WHAT IS EXPECTED:
Restate each of the lines given below, word for word.

SUPPLIED INFORMATION:
[Begin]

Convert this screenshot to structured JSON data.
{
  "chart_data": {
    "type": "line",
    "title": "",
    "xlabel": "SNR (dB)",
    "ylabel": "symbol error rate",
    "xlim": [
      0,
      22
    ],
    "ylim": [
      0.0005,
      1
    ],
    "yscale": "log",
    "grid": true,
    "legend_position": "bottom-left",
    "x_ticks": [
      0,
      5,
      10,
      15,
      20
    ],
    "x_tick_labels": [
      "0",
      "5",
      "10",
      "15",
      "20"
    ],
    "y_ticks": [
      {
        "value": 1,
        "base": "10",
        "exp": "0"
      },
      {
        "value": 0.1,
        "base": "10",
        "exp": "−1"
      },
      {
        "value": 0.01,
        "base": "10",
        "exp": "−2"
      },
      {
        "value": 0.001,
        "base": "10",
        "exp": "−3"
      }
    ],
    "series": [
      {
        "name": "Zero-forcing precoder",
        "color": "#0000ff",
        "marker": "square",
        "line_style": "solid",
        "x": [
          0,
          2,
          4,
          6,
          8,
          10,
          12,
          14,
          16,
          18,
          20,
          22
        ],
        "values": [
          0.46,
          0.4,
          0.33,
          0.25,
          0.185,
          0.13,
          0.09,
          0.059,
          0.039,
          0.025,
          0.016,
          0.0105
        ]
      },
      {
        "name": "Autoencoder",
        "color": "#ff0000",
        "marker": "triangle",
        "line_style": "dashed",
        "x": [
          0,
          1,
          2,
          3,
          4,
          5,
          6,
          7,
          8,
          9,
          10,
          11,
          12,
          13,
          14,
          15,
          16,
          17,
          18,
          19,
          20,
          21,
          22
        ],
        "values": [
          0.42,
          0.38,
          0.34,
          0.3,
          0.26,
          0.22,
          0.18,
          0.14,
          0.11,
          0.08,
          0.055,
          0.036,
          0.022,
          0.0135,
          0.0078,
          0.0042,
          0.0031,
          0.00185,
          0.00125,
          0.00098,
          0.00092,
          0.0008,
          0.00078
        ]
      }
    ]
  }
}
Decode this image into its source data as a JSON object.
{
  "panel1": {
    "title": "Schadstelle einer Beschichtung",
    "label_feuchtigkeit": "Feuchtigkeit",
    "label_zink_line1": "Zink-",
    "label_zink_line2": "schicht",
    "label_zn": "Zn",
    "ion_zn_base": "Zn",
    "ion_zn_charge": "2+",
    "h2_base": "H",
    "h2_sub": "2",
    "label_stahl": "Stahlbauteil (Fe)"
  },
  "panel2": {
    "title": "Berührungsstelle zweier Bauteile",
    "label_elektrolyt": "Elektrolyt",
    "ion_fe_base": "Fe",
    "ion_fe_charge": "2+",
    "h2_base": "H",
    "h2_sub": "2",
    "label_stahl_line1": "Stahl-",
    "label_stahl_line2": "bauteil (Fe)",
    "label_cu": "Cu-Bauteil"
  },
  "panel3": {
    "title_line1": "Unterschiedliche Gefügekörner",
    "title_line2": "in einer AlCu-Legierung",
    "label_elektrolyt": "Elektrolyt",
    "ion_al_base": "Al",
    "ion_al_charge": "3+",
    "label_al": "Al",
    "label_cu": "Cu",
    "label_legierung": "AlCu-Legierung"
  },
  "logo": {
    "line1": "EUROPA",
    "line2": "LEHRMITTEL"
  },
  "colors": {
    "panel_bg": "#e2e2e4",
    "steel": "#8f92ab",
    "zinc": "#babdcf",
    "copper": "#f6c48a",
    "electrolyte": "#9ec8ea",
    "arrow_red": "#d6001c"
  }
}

[End]

ANSWER:
Convert this screenshot to structured JSON data.
{
  "chart_data": {
    "type": "line",
    "title": "",
    "xlabel": "SNR (dB)",
    "ylabel": "symbol error rate",
    "xlim": [
      0,
      22
    ],
    "ylim": [
      0.0005,
      1
    ],
    "yscale": "log",
    "grid": true,
    "legend_position": "bottom-left",
    "x_ticks": [
      0,
      5,
      10,
      15,
      20
    ],
    "x_tick_labels": [
      "0",
      "5",
      "10",
      "15",
      "20"
    ],
    "y_ticks": [
      {
        "value": 1,
        "base": "10",
        "exp": "0"
      },
      {
        "value": 0.1,
        "base": "10",
        "exp": "−1"
      },
      {
        "value": 0.01,
        "base": "10",
        "exp": "−2"
      },
      {
        "value": 0.001,
        "base": "10",
        "exp": "−3"
      }
    ],
    "series": [
      {
        "name": "Zero-forcing precoder",
        "color": "#0000ff",
        "marker": "square",
        "line_style": "solid",
        "x": [
          0,
          2,
          4,
          6,
          8,
          10,
          12,
          14,
          16,
          18,
          20,
          22
        ],
        "values": [
          0.46,
          0.4,
          0.33,
          0.25,
          0.185,
          0.13,
          0.09,
          0.059,
          0.039,
          0.025,
          0.016,
          0.0105
        ]
      },
      {
        "name": "Autoencoder",
        "color": "#ff0000",
        "marker": "triangle",
        "line_style": "dashed",
        "x": [
          0,
          1,
          2,
          3,
          4,
          5,
          6,
          7,
          8,
          9,
          10,
          11,
          12,
          13,
          14,
          15,
          16,
          17,
          18,
          19,
          20,
          21,
          22
        ],
        "values": [
          0.42,
          0.38,
          0.34,
          0.3,
          0.26,
          0.22,
          0.18,
          0.14,
          0.11,
          0.08,
          0.055,
          0.036,
          0.022,
          0.0135,
          0.0078,
          0.0042,
          0.0031,
          0.00185,
          0.00125,
          0.00098,
          0.00092,
          0.0008,
          0.00078
        ]
      }
    ]
  }
}
Decode this image into its source data as a JSON object.
{
  "panel1": {
    "title": "Schadstelle einer Beschichtung",
    "label_feuchtigkeit": "Feuchtigkeit",
    "label_zink_line1": "Zink-",
    "label_zink_line2": "schicht",
    "label_zn": "Zn",
    "ion_zn_base": "Zn",
    "ion_zn_charge": "2+",
    "h2_base": "H",
    "h2_sub": "2",
    "label_stahl": "Stahlbauteil (Fe)"
  },
  "panel2": {
    "title": "Berührungsstelle zweier Bauteile",
    "label_elektrolyt": "Elektrolyt",
    "ion_fe_base": "Fe",
    "ion_fe_charge": "2+",
    "h2_base": "H",
    "h2_sub": "2",
    "label_stahl_line1": "Stahl-",
    "label_stahl_line2": "bauteil (Fe)",
    "label_cu": "Cu-Bauteil"
  },
  "panel3": {
    "title_line1": "Unterschiedliche Gefügekörner",
    "title_line2": "in einer AlCu-Legierung",
    "label_elektrolyt": "Elektrolyt",
    "ion_al_base": "Al",
    "ion_al_charge": "3+",
    "label_al": "Al",
    "label_cu": "Cu",
    "label_legierung": "AlCu-Legierung"
  },
  "logo": {
    "line1": "EUROPA",
    "line2": "LEHRMITTEL"
  },
  "colors": {
    "panel_bg": "#e2e2e4",
    "steel": "#8f92ab",
    "zinc": "#babdcf",
    "copper": "#f6c48a",
    "electrolyte": "#9ec8ea",
    "arrow_red": "#d6001c"
  }
}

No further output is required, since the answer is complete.